Records contained in a dataset:
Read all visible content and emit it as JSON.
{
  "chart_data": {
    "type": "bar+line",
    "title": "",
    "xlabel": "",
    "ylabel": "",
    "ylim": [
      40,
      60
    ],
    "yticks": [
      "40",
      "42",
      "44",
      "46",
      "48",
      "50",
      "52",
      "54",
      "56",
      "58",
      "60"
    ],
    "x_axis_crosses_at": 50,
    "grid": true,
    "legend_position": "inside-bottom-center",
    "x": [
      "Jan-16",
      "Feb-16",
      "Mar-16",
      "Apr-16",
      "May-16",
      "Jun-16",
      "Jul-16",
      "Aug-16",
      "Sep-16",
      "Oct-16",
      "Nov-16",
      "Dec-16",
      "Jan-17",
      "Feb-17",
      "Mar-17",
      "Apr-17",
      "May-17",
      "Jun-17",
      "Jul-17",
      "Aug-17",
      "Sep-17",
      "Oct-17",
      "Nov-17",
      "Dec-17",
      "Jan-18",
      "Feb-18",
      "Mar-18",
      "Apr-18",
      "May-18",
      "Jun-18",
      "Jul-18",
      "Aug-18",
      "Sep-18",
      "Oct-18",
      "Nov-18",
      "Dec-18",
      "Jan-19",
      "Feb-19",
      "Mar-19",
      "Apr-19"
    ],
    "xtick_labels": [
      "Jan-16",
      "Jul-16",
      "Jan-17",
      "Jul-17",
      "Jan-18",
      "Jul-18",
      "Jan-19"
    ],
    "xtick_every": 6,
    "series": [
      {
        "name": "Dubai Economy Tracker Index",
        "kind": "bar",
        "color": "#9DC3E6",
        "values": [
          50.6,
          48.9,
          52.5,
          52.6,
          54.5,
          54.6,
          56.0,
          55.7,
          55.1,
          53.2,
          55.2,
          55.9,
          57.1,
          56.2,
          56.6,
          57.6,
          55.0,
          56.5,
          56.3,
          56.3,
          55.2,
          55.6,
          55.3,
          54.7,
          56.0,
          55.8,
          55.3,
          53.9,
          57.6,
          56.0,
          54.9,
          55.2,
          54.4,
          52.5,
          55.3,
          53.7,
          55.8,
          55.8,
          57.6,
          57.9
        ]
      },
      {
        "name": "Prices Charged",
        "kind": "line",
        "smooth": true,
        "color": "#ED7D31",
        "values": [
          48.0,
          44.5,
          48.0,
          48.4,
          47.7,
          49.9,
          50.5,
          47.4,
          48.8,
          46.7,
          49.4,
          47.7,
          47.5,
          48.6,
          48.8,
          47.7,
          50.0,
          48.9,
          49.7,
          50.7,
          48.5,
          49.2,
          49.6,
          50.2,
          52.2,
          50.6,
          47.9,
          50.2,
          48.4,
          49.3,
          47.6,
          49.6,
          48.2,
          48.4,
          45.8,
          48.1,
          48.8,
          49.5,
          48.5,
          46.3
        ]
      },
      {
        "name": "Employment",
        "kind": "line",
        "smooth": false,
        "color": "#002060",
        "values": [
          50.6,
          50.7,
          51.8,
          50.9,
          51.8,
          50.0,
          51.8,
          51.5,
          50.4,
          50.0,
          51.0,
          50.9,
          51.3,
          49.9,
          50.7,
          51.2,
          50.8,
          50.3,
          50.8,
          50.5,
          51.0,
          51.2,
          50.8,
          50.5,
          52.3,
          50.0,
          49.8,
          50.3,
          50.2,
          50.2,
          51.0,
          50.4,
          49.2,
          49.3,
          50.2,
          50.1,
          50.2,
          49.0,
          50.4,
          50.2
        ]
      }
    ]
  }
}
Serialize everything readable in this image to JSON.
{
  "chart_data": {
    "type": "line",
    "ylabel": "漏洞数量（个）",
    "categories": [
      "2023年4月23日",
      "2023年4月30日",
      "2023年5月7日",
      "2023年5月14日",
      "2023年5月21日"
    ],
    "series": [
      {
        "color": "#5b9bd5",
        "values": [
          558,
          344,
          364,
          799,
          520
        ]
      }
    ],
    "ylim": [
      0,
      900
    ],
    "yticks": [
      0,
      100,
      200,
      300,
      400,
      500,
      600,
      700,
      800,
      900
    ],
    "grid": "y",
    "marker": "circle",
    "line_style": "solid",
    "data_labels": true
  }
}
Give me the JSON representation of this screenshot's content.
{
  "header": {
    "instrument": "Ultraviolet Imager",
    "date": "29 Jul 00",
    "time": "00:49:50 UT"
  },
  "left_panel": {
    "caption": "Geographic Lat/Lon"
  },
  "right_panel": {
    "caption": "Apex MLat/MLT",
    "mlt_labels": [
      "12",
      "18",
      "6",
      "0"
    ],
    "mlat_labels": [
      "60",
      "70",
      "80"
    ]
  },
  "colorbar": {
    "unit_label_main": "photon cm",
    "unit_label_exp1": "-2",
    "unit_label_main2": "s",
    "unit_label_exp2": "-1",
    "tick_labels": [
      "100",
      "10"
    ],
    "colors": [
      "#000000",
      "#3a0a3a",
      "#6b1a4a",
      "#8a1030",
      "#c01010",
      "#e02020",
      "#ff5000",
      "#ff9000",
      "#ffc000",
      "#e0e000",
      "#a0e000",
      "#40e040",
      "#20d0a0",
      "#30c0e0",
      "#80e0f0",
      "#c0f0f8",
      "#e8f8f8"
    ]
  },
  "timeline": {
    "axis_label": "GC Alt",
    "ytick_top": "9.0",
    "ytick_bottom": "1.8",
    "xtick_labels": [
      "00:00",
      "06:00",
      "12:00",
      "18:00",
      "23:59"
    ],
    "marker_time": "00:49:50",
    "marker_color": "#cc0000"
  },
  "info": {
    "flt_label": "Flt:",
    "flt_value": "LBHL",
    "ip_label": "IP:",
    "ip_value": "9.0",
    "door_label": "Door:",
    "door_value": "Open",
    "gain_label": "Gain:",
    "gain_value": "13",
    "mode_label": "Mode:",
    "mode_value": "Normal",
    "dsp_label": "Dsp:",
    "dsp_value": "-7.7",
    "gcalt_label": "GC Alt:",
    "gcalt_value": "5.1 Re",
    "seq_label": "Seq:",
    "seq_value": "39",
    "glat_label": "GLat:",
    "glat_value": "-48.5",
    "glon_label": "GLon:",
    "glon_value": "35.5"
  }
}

● **Instructions for the task**: Identify every line above with the string "true" in it. Copy those lines.

● **Complete response**:
    "grid": true,
        "smooth": true,
    "data_labels": true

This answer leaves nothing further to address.